Entries shown start

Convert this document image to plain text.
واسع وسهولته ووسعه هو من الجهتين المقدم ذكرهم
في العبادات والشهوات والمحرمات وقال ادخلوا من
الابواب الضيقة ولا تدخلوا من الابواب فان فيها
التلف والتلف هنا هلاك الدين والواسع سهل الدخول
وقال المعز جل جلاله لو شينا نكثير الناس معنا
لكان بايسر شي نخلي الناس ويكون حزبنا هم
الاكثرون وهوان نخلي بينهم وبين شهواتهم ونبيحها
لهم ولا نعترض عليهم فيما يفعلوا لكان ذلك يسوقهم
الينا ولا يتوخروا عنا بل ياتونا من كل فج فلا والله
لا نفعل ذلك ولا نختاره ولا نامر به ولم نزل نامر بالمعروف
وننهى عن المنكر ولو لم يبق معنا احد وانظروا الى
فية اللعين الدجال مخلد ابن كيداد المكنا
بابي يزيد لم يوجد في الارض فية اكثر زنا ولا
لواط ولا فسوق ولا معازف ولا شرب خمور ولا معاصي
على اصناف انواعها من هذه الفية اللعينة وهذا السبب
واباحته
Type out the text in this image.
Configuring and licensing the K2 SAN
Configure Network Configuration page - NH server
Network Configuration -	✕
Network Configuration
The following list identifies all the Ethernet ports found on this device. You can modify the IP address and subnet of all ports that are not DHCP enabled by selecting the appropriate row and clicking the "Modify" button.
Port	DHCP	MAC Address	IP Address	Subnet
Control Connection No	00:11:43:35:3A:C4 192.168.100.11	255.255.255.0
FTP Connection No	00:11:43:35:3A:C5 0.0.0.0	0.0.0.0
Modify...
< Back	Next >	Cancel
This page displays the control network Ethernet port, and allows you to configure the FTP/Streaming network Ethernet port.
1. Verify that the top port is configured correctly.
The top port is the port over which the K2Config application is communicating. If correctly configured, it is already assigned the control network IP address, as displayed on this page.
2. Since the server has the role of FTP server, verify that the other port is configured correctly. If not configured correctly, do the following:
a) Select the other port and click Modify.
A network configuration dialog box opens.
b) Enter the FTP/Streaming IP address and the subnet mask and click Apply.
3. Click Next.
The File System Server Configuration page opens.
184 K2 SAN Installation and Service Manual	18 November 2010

Entries shown end

Where a line holds the string "configured", copy that line.

→ Output of the task:
1. Verify that the top port is configured correctly.
The top port is the port over which the K2Config application is communicating. If correctly configured, it is already assigned the control network IP address, as displayed on this page.
2. Since the server has the role of FTP server, verify that the other port is configured correctly. If not configured correctly, do the following:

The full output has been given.